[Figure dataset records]
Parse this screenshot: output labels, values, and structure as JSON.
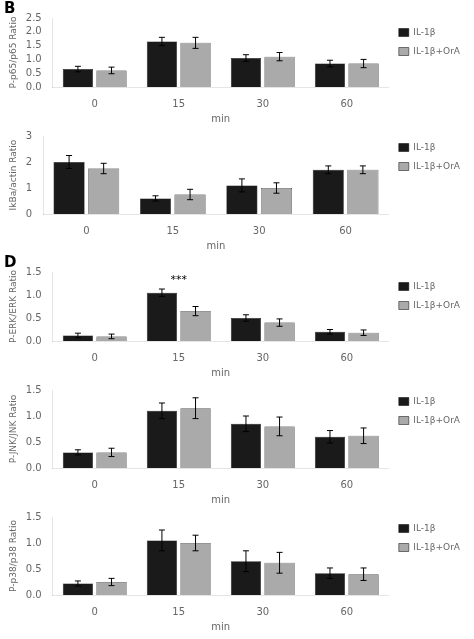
{
  "chart_data": [
    {
      "type": "bar",
      "ylabel": "P-p65/p65 Ratio",
      "xlabel": "min",
      "categories": [
        "0",
        "15",
        "30",
        "60"
      ],
      "series": [
        {
          "name": "IL-1β",
          "color": "#1a1a1a",
          "values": [
            0.65,
            1.65,
            1.05,
            0.85
          ],
          "errors": [
            0.1,
            0.15,
            0.12,
            0.12
          ]
        },
        {
          "name": "IL-1β+OrA",
          "color": "#aaaaaa",
          "values": [
            0.6,
            1.6,
            1.1,
            0.85
          ],
          "errors": [
            0.12,
            0.2,
            0.15,
            0.15
          ]
        }
      ],
      "ylim": [
        0,
        2.5
      ],
      "yticks": [
        {
          "value": 0,
          "label": "0.0"
        },
        0.5,
        {
          "value": 1,
          "label": "1.0"
        },
        1.5,
        {
          "value": 2,
          "label": "2.0"
        },
        2.5
      ],
      "grid": false,
      "legend": "upper right",
      "annotations": [
        {
          "text": "B"
        }
      ]
    },
    {
      "type": "bar",
      "ylabel": "IkBa/actin Ratio",
      "xlabel": "min",
      "categories": [
        "0",
        "15",
        "30",
        "60"
      ],
      "series": [
        {
          "name": "IL-1β",
          "color": "#1a1a1a",
          "values": [
            2.0,
            0.6,
            1.1,
            1.7
          ],
          "errors": [
            0.25,
            0.1,
            0.25,
            0.15
          ]
        },
        {
          "name": "IL-1β+OrA",
          "color": "#aaaaaa",
          "values": [
            1.75,
            0.75,
            1.0,
            1.7
          ],
          "errors": [
            0.2,
            0.2,
            0.2,
            0.15
          ]
        }
      ],
      "ylim": [
        0,
        3
      ],
      "yticks": [
        0,
        1,
        2,
        3
      ],
      "grid": false,
      "legend": "upper right"
    },
    {
      "type": "bar",
      "ylabel": "P-ERK/ERK Ratio",
      "xlabel": "min",
      "categories": [
        "0",
        "15",
        "30",
        "60"
      ],
      "series": [
        {
          "name": "IL-1β",
          "color": "#1a1a1a",
          "values": [
            0.12,
            1.05,
            0.5,
            0.2
          ],
          "errors": [
            0.05,
            0.08,
            0.07,
            0.05
          ]
        },
        {
          "name": "IL-1β+OrA",
          "color": "#aaaaaa",
          "values": [
            0.1,
            0.65,
            0.4,
            0.18
          ],
          "errors": [
            0.05,
            0.1,
            0.08,
            0.06
          ]
        }
      ],
      "ylim": [
        0,
        1.5
      ],
      "yticks": [
        {
          "value": 0,
          "label": "0.0"
        },
        0.5,
        {
          "value": 1,
          "label": "1.0"
        },
        1.5
      ],
      "grid": false,
      "legend": "upper right",
      "annotations": [
        {
          "text": "D"
        },
        {
          "text": "***",
          "x": "15"
        }
      ]
    },
    {
      "type": "bar",
      "ylabel": "P-JNK/JNK Ratio",
      "xlabel": "min",
      "categories": [
        "0",
        "15",
        "30",
        "60"
      ],
      "series": [
        {
          "name": "IL-1β",
          "color": "#1a1a1a",
          "values": [
            0.3,
            1.1,
            0.85,
            0.6
          ],
          "errors": [
            0.05,
            0.15,
            0.15,
            0.12
          ]
        },
        {
          "name": "IL-1β+OrA",
          "color": "#aaaaaa",
          "values": [
            0.3,
            1.15,
            0.8,
            0.62
          ],
          "errors": [
            0.08,
            0.2,
            0.18,
            0.15
          ]
        }
      ],
      "ylim": [
        0,
        1.5
      ],
      "yticks": [
        {
          "value": 0,
          "label": "0.0"
        },
        0.5,
        {
          "value": 1,
          "label": "1.0"
        },
        1.5
      ],
      "grid": false,
      "legend": "upper right"
    },
    {
      "type": "bar",
      "ylabel": "P-p38/p38 Ratio",
      "xlabel": "min",
      "categories": [
        "0",
        "15",
        "30",
        "60"
      ],
      "series": [
        {
          "name": "IL-1β",
          "color": "#1a1a1a",
          "values": [
            0.22,
            1.05,
            0.65,
            0.42
          ],
          "errors": [
            0.05,
            0.2,
            0.2,
            0.1
          ]
        },
        {
          "name": "IL-1β+OrA",
          "color": "#aaaaaa",
          "values": [
            0.25,
            1.0,
            0.62,
            0.4
          ],
          "errors": [
            0.07,
            0.15,
            0.2,
            0.12
          ]
        }
      ],
      "ylim": [
        0,
        1.5
      ],
      "yticks": [
        {
          "value": 0,
          "label": "0.0"
        },
        0.5,
        {
          "value": 1,
          "label": "1.0"
        },
        1.5
      ],
      "grid": false,
      "legend": "upper right"
    }
  ]
}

▶ [Work to complete] All the lines above are to be given again exactly as they read, with the pictures removed.

▶ [The solution]
Parse this screenshot: output labels, values, and structure as JSON.
{
  "chart_data": [
    {
      "type": "bar",
      "ylabel": "P-p65/p65 Ratio",
      "xlabel": "min",
      "categories": [
        "0",
        "15",
        "30",
        "60"
      ],
      "series": [
        {
          "name": "IL-1β",
          "color": "#1a1a1a",
          "values": [
            0.65,
            1.65,
            1.05,
            0.85
          ],
          "errors": [
            0.1,
            0.15,
            0.12,
            0.12
          ]
        },
        {
          "name": "IL-1β+OrA",
          "color": "#aaaaaa",
          "values": [
            0.6,
            1.6,
            1.1,
            0.85
          ],
          "errors": [
            0.12,
            0.2,
            0.15,
            0.15
          ]
        }
      ],
      "ylim": [
        0,
        2.5
      ],
      "yticks": [
        {
          "value": 0,
          "label": "0.0"
        },
        0.5,
        {
          "value": 1,
          "label": "1.0"
        },
        1.5,
        {
          "value": 2,
          "label": "2.0"
        },
        2.5
      ],
      "grid": false,
      "legend": "upper right",
      "annotations": [
        {
          "text": "B"
        }
      ]
    },
    {
      "type": "bar",
      "ylabel": "IkBa/actin Ratio",
      "xlabel": "min",
      "categories": [
        "0",
        "15",
        "30",
        "60"
      ],
      "series": [
        {
          "name": "IL-1β",
          "color": "#1a1a1a",
          "values": [
            2.0,
            0.6,
            1.1,
            1.7
          ],
          "errors": [
            0.25,
            0.1,
            0.25,
            0.15
          ]
        },
        {
          "name": "IL-1β+OrA",
          "color": "#aaaaaa",
          "values": [
            1.75,
            0.75,
            1.0,
            1.7
          ],
          "errors": [
            0.2,
            0.2,
            0.2,
            0.15
          ]
        }
      ],
      "ylim": [
        0,
        3
      ],
      "yticks": [
        0,
        1,
        2,
        3
      ],
      "grid": false,
      "legend": "upper right"
    },
    {
      "type": "bar",
      "ylabel": "P-ERK/ERK Ratio",
      "xlabel": "min",
      "categories": [
        "0",
        "15",
        "30",
        "60"
      ],
      "series": [
        {
          "name": "IL-1β",
          "color": "#1a1a1a",
          "values": [
            0.12,
            1.05,
            0.5,
            0.2
          ],
          "errors": [
            0.05,
            0.08,
            0.07,
            0.05
          ]
        },
        {
          "name": "IL-1β+OrA",
          "color": "#aaaaaa",
          "values": [
            0.1,
            0.65,
            0.4,
            0.18
          ],
          "errors": [
            0.05,
            0.1,
            0.08,
            0.06
          ]
        }
      ],
      "ylim": [
        0,
        1.5
      ],
      "yticks": [
        {
          "value": 0,
          "label": "0.0"
        },
        0.5,
        {
          "value": 1,
          "label": "1.0"
        },
        1.5
      ],
      "grid": false,
      "legend": "upper right",
      "annotations": [
        {
          "text": "D"
        },
        {
          "text": "***",
          "x": "15"
        }
      ]
    },
    {
      "type": "bar",
      "ylabel": "P-JNK/JNK Ratio",
      "xlabel": "min",
      "categories": [
        "0",
        "15",
        "30",
        "60"
      ],
      "series": [
        {
          "name": "IL-1β",
          "color": "#1a1a1a",
          "values": [
            0.3,
            1.1,
            0.85,
            0.6
          ],
          "errors": [
            0.05,
            0.15,
            0.15,
            0.12
          ]
        },
        {
          "name": "IL-1β+OrA",
          "color": "#aaaaaa",
          "values": [
            0.3,
            1.15,
            0.8,
            0.62
          ],
          "errors": [
            0.08,
            0.2,
            0.18,
            0.15
          ]
        }
      ],
      "ylim": [
        0,
        1.5
      ],
      "yticks": [
        {
          "value": 0,
          "label": "0.0"
        },
        0.5,
        {
          "value": 1,
          "label": "1.0"
        },
        1.5
      ],
      "grid": false,
      "legend": "upper right"
    },
    {
      "type": "bar",
      "ylabel": "P-p38/p38 Ratio",
      "xlabel": "min",
      "categories": [
        "0",
        "15",
        "30",
        "60"
      ],
      "series": [
        {
          "name": "IL-1β",
          "color": "#1a1a1a",
          "values": [
            0.22,
            1.05,
            0.65,
            0.42
          ],
          "errors": [
            0.05,
            0.2,
            0.2,
            0.1
          ]
        },
        {
          "name": "IL-1β+OrA",
          "color": "#aaaaaa",
          "values": [
            0.25,
            1.0,
            0.62,
            0.4
          ],
          "errors": [
            0.07,
            0.15,
            0.2,
            0.12
          ]
        }
      ],
      "ylim": [
        0,
        1.5
      ],
      "yticks": [
        {
          "value": 0,
          "label": "0.0"
        },
        0.5,
        {
          "value": 1,
          "label": "1.0"
        },
        1.5
      ],
      "grid": false,
      "legend": "upper right"
    }
  ]
}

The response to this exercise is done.